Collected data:

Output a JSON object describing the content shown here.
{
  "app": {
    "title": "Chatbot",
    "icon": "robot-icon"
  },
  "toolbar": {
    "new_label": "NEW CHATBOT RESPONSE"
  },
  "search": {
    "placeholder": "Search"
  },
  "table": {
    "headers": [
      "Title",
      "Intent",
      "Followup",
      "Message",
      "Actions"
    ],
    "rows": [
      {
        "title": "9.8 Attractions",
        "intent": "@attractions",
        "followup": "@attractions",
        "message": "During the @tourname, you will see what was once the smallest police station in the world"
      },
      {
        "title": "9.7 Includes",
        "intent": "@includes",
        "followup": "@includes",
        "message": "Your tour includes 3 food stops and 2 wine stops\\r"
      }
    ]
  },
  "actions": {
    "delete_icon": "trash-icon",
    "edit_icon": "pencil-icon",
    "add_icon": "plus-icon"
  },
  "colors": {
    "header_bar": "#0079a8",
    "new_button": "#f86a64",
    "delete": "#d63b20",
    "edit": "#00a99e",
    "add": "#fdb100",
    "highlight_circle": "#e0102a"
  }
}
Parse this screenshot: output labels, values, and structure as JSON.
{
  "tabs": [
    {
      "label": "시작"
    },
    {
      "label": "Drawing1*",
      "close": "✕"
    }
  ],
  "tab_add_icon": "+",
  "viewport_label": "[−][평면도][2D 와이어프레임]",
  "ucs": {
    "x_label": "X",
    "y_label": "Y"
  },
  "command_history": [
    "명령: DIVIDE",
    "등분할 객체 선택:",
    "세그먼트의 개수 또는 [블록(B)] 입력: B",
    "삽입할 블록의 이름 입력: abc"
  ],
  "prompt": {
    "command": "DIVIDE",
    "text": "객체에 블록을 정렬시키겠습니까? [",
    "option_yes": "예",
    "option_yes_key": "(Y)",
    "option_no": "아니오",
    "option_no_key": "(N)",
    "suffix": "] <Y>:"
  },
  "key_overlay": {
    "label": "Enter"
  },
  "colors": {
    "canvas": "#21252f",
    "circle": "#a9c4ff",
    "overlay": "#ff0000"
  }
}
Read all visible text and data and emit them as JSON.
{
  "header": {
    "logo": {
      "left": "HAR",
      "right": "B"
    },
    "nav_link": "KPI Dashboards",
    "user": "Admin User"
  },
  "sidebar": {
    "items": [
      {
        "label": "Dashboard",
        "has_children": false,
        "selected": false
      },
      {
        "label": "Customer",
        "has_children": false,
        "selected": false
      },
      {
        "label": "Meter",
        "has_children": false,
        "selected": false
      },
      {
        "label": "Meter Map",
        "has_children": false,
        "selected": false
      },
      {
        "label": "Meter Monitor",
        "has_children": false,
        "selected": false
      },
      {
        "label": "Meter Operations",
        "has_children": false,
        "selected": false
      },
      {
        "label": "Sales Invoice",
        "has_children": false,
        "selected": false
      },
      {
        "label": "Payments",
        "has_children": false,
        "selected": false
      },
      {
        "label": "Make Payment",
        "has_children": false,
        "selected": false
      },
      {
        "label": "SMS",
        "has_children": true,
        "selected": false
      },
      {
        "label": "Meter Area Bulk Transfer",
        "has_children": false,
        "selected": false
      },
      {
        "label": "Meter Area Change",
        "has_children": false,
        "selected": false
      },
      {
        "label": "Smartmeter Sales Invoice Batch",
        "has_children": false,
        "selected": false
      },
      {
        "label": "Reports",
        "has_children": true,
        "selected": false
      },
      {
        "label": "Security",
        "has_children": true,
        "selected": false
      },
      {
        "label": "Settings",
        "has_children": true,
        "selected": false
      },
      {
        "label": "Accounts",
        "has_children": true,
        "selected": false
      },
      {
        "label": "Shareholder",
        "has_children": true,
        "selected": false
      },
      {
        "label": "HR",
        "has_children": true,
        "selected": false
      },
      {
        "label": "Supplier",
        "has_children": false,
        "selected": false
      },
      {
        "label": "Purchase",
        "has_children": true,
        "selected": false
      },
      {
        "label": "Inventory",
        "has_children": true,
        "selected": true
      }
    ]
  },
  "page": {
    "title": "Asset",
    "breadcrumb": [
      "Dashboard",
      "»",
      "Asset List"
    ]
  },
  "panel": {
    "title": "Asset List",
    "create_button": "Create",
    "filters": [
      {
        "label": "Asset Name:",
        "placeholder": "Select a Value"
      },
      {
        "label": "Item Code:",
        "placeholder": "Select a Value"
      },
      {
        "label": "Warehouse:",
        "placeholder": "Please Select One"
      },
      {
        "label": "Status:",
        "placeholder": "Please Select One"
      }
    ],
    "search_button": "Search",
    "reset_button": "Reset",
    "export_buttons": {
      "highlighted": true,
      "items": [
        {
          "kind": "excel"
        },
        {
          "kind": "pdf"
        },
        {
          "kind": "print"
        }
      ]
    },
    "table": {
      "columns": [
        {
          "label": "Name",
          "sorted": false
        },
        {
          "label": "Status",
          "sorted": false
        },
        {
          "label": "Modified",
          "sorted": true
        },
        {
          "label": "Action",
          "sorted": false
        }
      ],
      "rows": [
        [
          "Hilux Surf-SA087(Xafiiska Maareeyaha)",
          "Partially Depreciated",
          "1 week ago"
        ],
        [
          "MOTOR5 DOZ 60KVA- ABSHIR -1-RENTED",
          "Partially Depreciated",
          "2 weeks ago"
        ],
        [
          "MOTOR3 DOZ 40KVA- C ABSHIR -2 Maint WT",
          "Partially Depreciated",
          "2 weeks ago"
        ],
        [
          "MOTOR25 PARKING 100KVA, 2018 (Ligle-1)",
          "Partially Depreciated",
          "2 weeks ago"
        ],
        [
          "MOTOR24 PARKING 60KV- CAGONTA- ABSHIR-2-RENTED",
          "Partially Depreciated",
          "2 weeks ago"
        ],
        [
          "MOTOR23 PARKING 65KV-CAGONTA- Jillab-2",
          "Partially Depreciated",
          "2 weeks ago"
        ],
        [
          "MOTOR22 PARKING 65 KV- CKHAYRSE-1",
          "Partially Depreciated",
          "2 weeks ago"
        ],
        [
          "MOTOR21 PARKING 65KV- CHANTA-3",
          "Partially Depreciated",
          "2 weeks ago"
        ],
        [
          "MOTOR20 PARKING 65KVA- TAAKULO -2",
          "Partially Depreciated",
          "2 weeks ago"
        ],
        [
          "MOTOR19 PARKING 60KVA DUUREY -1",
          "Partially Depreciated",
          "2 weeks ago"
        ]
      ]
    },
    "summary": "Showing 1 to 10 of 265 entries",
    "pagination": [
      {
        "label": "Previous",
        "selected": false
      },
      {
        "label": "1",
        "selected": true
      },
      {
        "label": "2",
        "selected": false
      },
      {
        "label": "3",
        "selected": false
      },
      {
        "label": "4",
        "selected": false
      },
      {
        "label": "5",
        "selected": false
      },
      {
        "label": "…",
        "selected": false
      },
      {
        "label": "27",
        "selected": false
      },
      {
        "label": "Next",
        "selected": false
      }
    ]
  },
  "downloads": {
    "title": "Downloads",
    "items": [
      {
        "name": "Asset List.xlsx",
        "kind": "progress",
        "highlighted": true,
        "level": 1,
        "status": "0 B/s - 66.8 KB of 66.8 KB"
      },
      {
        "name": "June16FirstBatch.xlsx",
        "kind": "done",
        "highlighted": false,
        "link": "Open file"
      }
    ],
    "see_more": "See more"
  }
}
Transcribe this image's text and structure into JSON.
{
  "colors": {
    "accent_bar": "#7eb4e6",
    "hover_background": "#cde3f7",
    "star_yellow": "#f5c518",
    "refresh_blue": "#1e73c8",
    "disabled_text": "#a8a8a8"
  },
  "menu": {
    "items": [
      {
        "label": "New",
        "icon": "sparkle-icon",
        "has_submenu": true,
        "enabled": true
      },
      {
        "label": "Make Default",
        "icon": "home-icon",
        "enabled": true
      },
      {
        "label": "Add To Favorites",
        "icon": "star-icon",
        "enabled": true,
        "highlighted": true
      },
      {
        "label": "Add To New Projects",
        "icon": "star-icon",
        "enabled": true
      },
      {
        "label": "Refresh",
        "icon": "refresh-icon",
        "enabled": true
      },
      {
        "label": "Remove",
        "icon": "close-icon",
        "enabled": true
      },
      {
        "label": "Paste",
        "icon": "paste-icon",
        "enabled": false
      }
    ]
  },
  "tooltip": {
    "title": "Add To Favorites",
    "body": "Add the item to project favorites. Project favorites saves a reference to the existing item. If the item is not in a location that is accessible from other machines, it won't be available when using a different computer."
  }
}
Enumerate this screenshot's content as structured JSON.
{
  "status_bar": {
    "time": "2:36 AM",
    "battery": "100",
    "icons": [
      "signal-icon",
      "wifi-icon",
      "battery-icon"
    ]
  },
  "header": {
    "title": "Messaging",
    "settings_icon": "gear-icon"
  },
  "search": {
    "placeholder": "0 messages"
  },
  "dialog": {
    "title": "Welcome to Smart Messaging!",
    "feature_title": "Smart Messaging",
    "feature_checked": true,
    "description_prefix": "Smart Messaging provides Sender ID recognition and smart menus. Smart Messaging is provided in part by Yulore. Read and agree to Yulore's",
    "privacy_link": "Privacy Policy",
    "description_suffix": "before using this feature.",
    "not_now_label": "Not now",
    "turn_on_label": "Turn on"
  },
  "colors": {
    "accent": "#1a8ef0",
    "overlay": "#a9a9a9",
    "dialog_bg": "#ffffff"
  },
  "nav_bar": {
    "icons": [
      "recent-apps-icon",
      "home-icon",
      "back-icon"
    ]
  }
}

• _The request_
Extract lines where the string "CAGONTA" occurs.

• _Final result_
          "MOTOR24 PARKING 60KV- CAGONTA- ABSHIR-2-RENTED",
          "MOTOR23 PARKING 65KV-CAGONTA- Jillab-2",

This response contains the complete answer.